REQUIREMENT >>
Scan the entries below and report only how many lines contain "新高考Ⅱ卷".

PROVIDED RECORDS >>
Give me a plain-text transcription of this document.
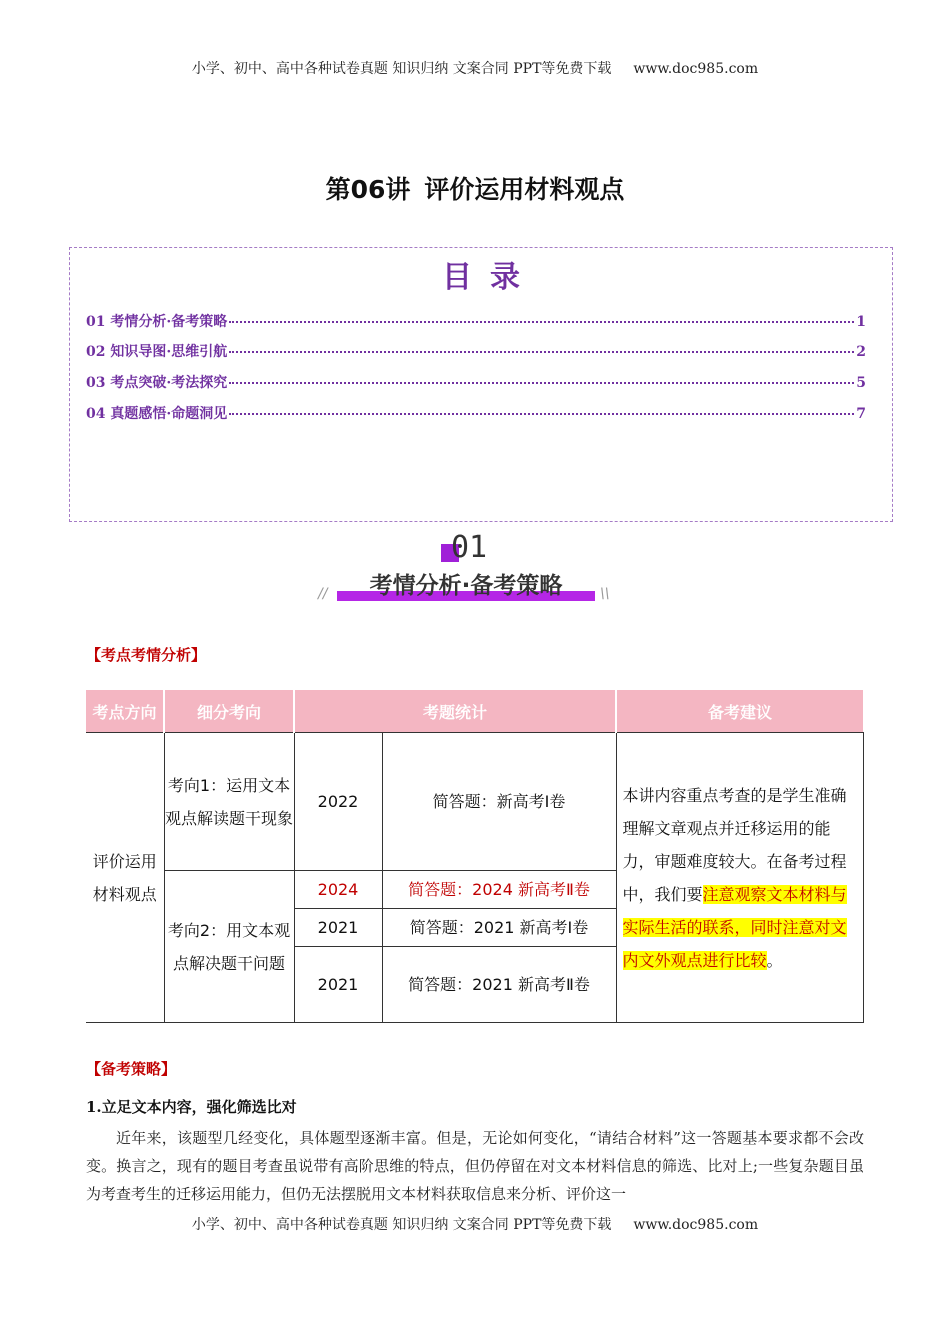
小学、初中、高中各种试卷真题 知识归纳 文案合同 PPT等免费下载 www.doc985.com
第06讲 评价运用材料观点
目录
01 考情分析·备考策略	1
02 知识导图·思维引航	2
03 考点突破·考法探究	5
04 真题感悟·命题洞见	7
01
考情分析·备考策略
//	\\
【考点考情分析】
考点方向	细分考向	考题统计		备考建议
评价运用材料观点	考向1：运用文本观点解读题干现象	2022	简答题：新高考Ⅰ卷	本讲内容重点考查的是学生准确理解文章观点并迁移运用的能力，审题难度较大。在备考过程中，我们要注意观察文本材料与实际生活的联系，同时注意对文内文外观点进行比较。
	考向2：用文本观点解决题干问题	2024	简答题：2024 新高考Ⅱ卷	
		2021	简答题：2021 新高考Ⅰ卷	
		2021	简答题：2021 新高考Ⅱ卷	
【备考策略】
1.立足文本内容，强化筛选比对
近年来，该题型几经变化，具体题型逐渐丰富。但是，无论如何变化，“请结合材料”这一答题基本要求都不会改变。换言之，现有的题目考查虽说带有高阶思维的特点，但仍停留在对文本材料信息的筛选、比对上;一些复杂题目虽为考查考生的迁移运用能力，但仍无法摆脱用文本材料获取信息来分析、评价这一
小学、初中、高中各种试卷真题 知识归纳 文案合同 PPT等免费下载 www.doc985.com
--
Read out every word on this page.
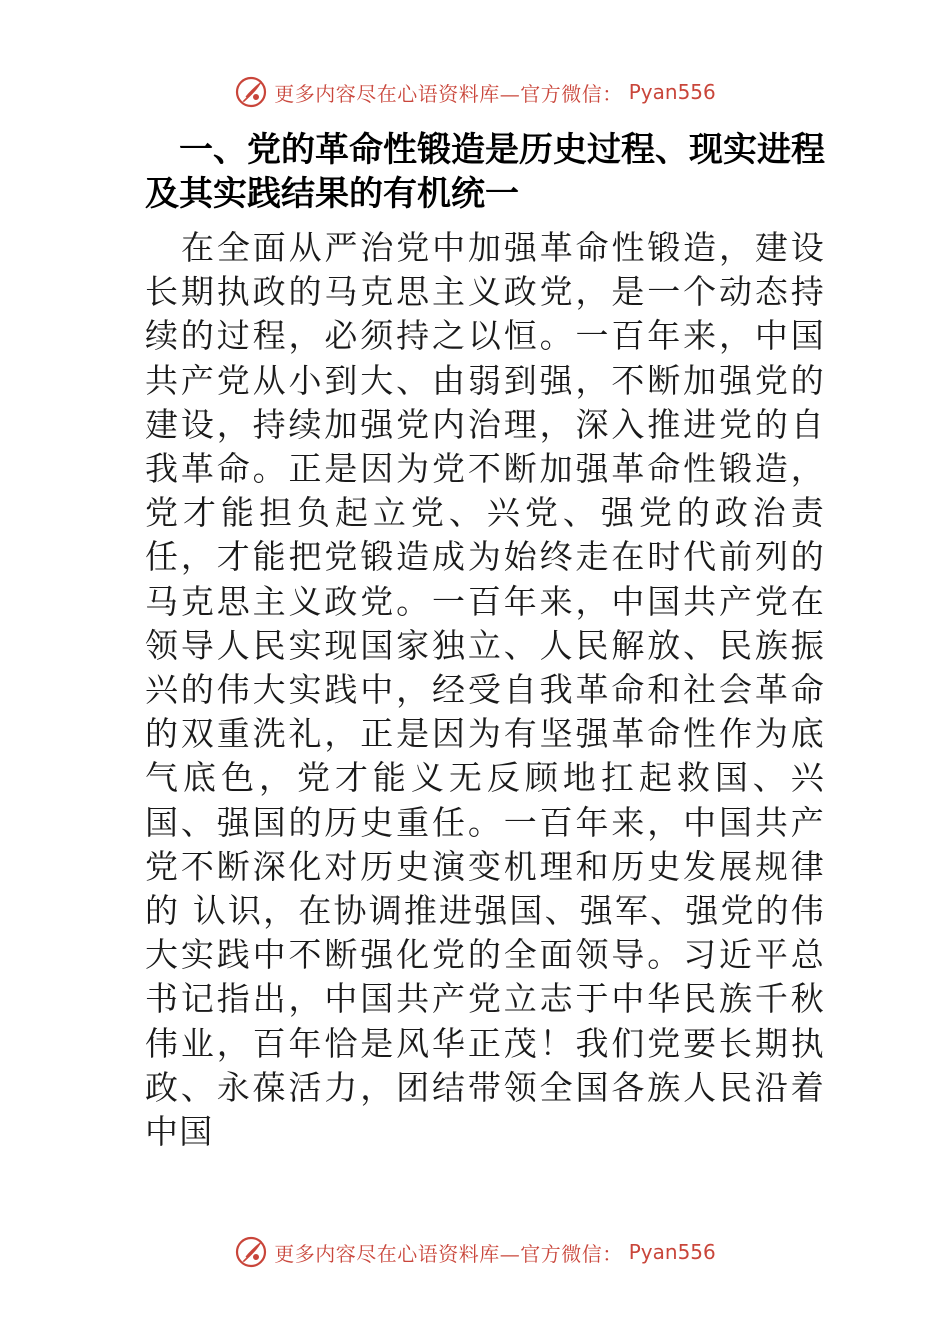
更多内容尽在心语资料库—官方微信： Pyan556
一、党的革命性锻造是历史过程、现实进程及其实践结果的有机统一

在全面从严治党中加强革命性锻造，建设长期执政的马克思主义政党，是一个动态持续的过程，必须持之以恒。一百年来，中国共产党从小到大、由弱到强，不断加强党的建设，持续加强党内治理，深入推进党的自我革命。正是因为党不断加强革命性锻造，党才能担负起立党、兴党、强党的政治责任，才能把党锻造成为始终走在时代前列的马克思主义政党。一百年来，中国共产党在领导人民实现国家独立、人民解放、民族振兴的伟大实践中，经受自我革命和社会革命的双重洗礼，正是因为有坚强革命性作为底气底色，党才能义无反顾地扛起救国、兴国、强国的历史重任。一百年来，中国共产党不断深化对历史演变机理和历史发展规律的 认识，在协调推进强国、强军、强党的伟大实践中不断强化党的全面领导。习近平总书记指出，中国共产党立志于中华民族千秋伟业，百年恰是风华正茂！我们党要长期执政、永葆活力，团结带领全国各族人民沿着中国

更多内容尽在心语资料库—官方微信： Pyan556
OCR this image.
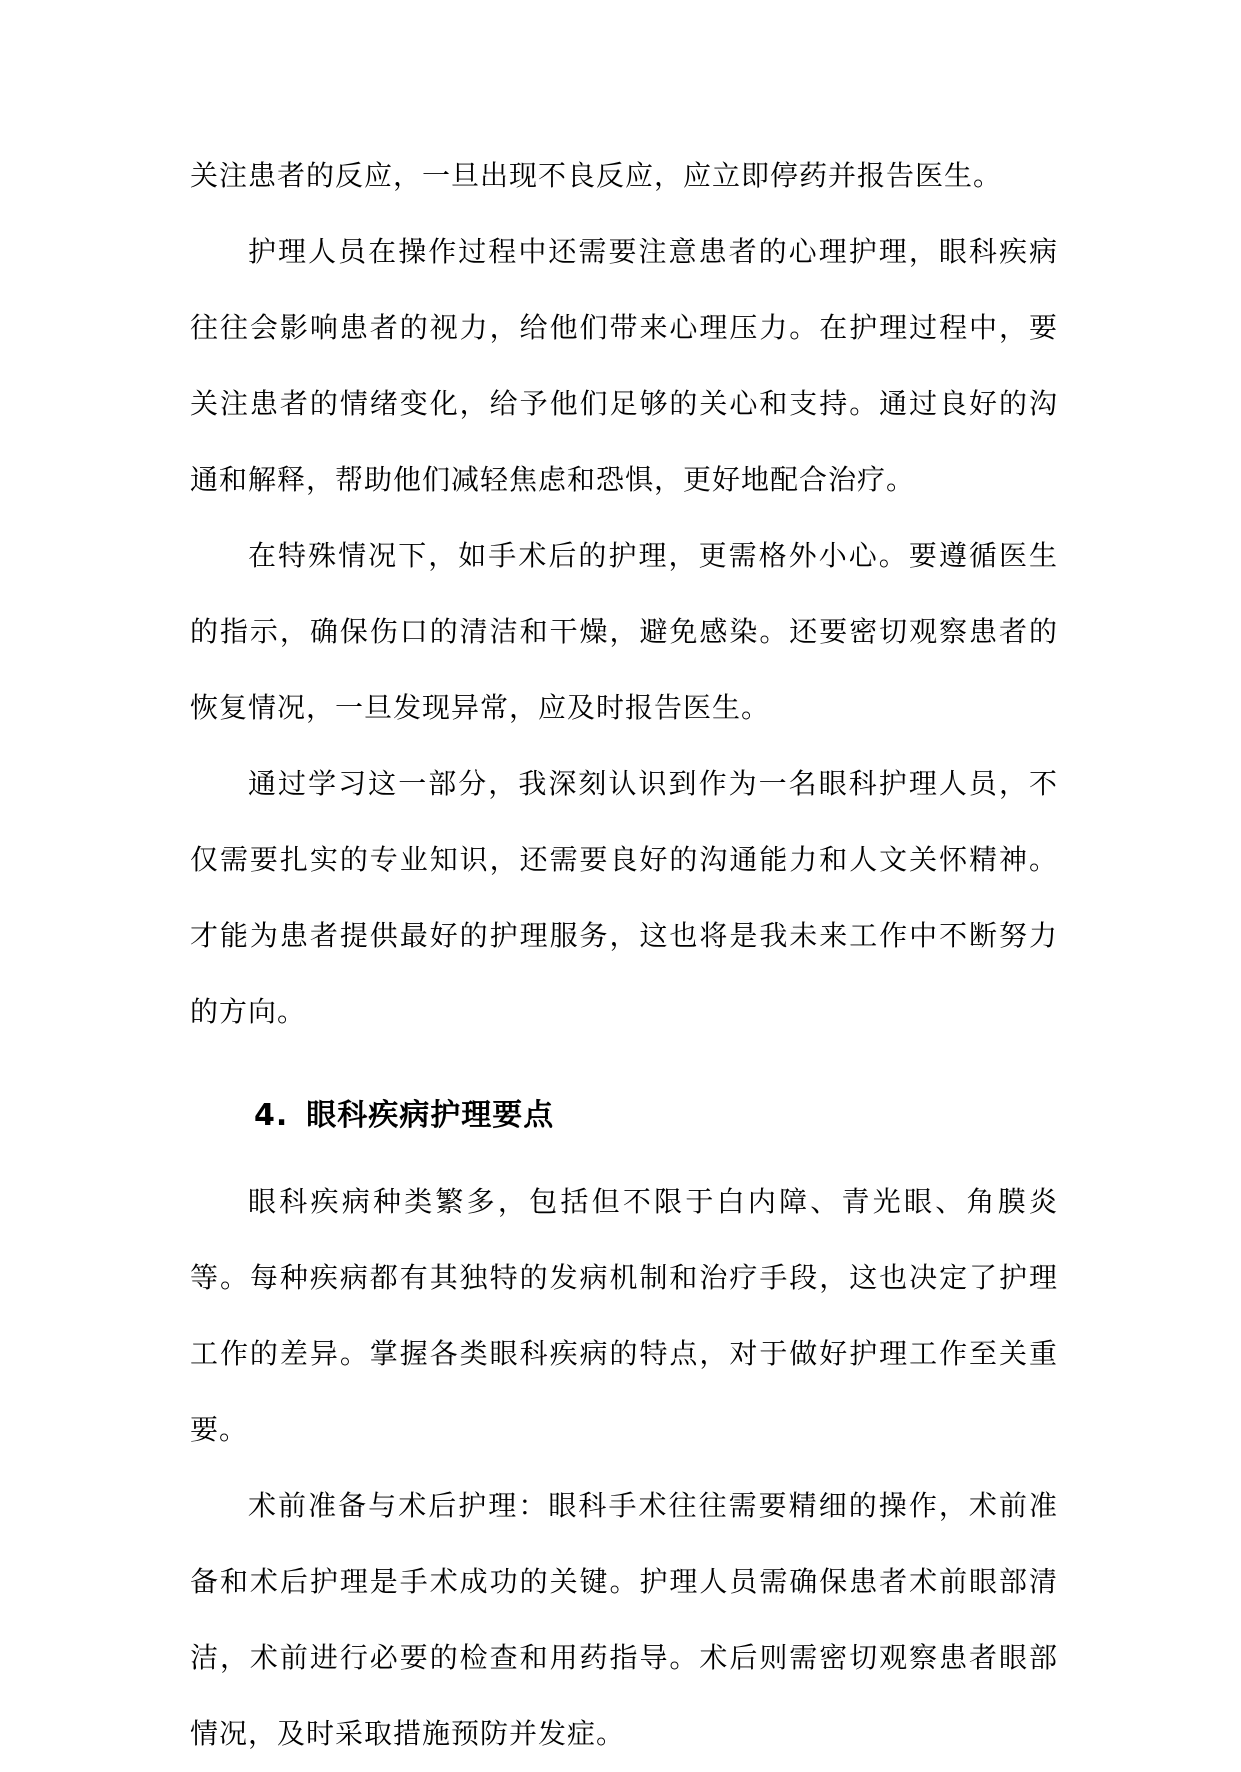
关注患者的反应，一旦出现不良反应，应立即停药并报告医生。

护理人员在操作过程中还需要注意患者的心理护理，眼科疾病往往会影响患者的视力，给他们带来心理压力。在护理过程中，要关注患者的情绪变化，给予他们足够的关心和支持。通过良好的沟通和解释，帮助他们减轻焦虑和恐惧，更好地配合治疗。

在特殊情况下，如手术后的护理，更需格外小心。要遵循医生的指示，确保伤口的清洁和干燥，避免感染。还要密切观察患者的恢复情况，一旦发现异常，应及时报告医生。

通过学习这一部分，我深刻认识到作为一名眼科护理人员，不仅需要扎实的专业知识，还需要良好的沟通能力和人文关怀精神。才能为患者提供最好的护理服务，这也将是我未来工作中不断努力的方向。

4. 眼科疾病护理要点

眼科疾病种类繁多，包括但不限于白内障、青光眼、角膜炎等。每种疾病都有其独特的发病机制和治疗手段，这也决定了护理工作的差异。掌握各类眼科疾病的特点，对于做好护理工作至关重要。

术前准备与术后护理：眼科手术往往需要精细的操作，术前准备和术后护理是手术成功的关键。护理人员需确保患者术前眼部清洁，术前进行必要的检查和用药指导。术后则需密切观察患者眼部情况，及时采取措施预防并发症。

FINISHED EXERCISE >>
2